--- Begin Document passage ---
I'm with you Bob... it's a very personal experience. I'd say that striking up a conversation with someone about their guns is a great idea. Asking to "see" it, aka hold it, is a good step in the right direction. If someone is willing to let you shoot it, they'll offer to let you shoot it. I've had people come up to me and ask to shoot my 5.7 pistol and I say sure, go right ahead. Then they proceed to shoot 20 rounds out of it at $0.45 a round with no consideration for cost. Every time I've shot someone elses gun, I fire 2-3 rounds at most. Keep that in mind. I guess I could have just loaded 2-3 rounds and then let them shoot it, but then I'd look like some sort of cheapa$$ and that usually turns the conversation sour.

So, in review..

1. Strike up a conversation
2. Ask to see it
3. Hand it back and if they offer to let you shoot it, be mindful of expense.
4. Reciprocate the offer with your guns.

Zhur


----------



## DevilsJohnson (Oct 21, 2007)

Most the time if I'm at a range and someone starts talking to me and says something like "That's a good looking gun" I'll over to let them see it. If the appear to know what they are doing then I'll offer to let them shoot a mag. Most gun people I know are pretty much the same. You act like you have some manners and some sense then you should be able to approach someone and strike up a conversation with them. 

I'm with you Bob on the manners thing. I see mostly out of younger people today that manners and a small amount of respect seem to be dying fast. It is nice to see someone asking about range etiquette before they attempted a trip out is refreshing.


----------



## Spartan (Jan 1, 2007)

I'd let someone run a mag through one of mine if they:

Politely started a conversation with me about it first. "Awe, that's a sweet gat dawg, lemme try it out." ain't gonna cut it.
--- End Document passage ---
## Written tasks
**1.** In the range etiquette thread, why does Zhur decide against loading only 2-3 rounds before letting someone shoot the 5.7 pistol?
**2.** How would you extend the range etiquette thread from its final line onward?
--- Begin Data provided ---
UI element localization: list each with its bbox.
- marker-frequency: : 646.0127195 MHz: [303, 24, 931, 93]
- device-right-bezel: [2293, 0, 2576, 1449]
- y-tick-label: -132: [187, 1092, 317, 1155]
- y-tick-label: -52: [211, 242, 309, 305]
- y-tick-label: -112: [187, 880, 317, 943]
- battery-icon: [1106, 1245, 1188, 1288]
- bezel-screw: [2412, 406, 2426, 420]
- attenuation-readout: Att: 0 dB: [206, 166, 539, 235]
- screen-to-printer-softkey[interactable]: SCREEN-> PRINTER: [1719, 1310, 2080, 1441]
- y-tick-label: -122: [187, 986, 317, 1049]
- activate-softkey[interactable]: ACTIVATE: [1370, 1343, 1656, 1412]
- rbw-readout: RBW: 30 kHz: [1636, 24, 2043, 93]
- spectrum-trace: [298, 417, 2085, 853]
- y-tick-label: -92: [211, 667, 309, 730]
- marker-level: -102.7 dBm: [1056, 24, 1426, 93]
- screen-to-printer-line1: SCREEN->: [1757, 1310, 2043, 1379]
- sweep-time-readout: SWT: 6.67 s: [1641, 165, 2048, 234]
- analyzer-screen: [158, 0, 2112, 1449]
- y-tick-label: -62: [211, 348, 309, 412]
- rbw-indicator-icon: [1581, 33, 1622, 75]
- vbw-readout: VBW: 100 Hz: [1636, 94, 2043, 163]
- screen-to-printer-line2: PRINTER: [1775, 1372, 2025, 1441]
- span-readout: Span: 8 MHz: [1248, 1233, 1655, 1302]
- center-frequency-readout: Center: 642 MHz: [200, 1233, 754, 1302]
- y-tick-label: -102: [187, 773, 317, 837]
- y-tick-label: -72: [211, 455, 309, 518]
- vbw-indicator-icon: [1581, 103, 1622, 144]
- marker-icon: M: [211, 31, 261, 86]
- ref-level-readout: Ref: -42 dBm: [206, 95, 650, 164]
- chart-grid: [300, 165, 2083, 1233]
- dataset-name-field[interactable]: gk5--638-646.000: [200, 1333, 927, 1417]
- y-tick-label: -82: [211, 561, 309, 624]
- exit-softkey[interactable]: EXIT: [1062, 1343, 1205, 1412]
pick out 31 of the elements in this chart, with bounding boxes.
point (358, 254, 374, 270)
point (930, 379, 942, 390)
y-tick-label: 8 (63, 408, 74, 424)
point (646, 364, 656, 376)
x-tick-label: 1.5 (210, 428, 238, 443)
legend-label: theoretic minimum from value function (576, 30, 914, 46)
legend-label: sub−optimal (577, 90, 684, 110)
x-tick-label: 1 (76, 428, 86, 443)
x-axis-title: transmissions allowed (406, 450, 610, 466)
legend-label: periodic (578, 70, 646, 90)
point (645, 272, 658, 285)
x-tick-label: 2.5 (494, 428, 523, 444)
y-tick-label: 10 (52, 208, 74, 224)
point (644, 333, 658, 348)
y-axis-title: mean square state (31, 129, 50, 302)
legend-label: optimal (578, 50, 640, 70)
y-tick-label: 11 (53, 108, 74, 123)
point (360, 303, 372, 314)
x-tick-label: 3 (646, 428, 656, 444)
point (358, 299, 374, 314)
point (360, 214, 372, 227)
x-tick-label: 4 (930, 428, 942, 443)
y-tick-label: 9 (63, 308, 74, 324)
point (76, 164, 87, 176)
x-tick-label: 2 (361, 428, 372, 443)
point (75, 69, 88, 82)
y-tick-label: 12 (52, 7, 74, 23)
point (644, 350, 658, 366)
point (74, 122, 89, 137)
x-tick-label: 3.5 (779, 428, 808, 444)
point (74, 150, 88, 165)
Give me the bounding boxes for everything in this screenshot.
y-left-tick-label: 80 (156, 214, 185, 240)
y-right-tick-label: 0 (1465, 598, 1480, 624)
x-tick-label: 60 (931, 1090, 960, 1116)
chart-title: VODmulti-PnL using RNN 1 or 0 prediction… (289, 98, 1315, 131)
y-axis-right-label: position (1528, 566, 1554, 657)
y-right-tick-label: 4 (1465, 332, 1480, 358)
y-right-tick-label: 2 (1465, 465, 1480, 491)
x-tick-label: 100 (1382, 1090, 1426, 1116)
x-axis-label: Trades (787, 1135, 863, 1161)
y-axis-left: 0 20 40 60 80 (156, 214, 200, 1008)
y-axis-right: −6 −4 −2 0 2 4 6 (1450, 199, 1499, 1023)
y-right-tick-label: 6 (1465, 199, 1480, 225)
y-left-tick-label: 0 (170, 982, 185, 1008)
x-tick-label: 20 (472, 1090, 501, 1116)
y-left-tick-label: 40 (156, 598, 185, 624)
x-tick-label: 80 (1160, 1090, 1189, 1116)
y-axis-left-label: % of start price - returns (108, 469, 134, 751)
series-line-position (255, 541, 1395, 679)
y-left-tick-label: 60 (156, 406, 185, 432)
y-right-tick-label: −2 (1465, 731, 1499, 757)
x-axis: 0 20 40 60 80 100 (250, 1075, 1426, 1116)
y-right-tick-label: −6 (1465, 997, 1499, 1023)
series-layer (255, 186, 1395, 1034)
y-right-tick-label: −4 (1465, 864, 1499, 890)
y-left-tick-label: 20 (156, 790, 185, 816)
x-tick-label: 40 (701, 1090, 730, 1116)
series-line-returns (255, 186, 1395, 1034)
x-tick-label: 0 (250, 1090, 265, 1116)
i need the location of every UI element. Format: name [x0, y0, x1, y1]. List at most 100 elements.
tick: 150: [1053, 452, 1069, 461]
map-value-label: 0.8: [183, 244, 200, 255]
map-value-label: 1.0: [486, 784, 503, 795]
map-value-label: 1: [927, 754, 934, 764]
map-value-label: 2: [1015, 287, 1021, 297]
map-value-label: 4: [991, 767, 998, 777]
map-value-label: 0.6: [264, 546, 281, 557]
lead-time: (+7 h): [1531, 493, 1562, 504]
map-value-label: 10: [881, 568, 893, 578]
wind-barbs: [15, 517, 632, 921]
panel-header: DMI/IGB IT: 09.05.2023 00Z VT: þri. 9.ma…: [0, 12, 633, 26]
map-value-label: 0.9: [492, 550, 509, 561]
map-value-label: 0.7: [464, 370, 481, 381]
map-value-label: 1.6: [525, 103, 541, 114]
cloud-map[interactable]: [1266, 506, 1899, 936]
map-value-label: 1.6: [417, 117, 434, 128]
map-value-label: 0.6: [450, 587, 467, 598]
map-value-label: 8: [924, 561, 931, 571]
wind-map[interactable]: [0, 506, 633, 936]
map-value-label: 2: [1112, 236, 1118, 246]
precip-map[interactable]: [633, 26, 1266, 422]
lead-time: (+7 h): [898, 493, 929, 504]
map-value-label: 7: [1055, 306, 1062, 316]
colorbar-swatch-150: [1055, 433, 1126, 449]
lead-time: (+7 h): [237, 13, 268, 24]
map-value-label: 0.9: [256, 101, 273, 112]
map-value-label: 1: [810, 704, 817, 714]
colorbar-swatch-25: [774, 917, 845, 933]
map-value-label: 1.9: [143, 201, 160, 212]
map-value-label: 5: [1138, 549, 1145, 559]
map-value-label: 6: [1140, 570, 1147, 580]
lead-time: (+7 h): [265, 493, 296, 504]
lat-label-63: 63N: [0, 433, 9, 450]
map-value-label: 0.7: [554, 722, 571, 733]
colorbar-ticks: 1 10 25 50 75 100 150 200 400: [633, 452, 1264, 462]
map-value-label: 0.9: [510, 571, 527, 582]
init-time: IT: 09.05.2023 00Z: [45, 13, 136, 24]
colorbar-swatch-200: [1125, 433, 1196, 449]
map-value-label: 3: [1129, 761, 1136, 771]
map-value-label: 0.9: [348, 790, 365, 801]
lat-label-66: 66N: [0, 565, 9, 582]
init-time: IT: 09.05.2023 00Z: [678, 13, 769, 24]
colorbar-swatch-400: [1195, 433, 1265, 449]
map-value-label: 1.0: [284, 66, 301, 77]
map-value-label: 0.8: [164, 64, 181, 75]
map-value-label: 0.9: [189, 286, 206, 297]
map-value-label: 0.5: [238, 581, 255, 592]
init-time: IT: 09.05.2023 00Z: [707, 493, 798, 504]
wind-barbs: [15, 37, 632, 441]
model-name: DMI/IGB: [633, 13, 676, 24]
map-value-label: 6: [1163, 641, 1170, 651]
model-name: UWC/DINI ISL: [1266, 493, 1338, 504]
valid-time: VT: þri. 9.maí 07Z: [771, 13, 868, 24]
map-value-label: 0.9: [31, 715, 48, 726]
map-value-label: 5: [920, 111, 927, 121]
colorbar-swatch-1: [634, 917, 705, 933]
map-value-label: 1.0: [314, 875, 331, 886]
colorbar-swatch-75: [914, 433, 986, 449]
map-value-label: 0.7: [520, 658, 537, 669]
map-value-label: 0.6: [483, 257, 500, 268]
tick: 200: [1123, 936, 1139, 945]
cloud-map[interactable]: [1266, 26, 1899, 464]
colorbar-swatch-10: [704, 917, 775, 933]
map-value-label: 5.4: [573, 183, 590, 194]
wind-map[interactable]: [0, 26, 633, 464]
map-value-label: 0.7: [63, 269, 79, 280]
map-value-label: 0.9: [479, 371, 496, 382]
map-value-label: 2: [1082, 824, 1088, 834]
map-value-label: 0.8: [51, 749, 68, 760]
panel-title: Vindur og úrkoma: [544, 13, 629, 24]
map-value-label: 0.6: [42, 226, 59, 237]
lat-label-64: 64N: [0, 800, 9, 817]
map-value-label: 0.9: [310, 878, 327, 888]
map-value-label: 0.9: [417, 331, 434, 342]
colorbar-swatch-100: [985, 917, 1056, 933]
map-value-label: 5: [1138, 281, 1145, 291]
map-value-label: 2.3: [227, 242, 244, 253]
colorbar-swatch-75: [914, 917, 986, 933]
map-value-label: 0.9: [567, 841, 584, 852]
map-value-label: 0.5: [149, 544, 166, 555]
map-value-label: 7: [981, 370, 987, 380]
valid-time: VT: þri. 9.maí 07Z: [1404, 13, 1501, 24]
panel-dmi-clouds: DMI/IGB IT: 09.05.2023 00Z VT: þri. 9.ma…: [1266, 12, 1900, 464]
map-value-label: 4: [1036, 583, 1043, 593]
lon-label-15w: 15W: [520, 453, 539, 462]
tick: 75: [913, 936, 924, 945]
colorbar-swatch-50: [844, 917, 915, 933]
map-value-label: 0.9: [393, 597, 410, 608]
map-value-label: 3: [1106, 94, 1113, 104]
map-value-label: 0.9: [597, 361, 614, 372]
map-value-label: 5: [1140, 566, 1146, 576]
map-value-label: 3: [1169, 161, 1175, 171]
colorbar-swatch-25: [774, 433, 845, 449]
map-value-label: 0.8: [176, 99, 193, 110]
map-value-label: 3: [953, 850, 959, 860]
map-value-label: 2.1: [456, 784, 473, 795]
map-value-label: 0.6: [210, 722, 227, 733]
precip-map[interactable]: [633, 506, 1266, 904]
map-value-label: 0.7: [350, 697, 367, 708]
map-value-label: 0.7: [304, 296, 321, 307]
--- End Data provided ---
## Set of answers
**1.** Zhur thinks loading only 2-3 rounds would make him look like a cheapskate, and that usually turns the conversation sour.

**2.**
Showed a bit of knowledge regarding the gun and gun safety
Supplied their own factory loaded ammo.


----------



## jvette (Dec 31, 2008)

I guess I have a different idea about how I treat my guns. I'm the type who cleans his guns after each range secession. I take top care of my equipment and in turn don't lend them out to anyone. I once saw a guy looking at another guys gun at a range and he dropped it on a concrete floor. That was enough for me.


----------



## unpecador (May 9, 2008)

Anyone who I do not know does not get to shoot my guns, and aside from range rentals, I don't ask anyone who I do not know to shoot their guns. I don't think it's rude to ask though.


----------



## DevilsJohnson (Oct 21, 2007)

walleyerich said:


> I would let a good looking woman shoot my gun -but that would be it. I would suggest buying your own guns. If you can't afford to play then find a different hobby.


I don't think money is is issue. Moe a little market research before he drops a bunch of money on a gun that he might not like after he gets it.

We all can't or don't want to buy a bunch of guns to find one they like.


----------



## oak1971 (Apr 28, 2008)

walleyerich said:


> I would let a good looking woman shoot my gun -but that would be it. I would suggest buying your own guns. If you can't afford to play then find a different hobby.


Little harsh, don't you think? I let a guy at the range shoot my $2300 Les Baer Custom on Sunday. No big deal. Didn't think twice about it. It was worth seeing the big grin on his face. We need more people on our side, not less.


----------



## Todd (Jul 3, 2006)

walleyerich said:


> You are right. My bad. If someone wants to shoot my .44 caliber Palmetto, then I will let them. It is a great gun.


What is your obsession with having to mention your ".44 caliber Palmetto" in practically all your posts? We get it. You own a ."44 caliber Palmetto. Enough already!!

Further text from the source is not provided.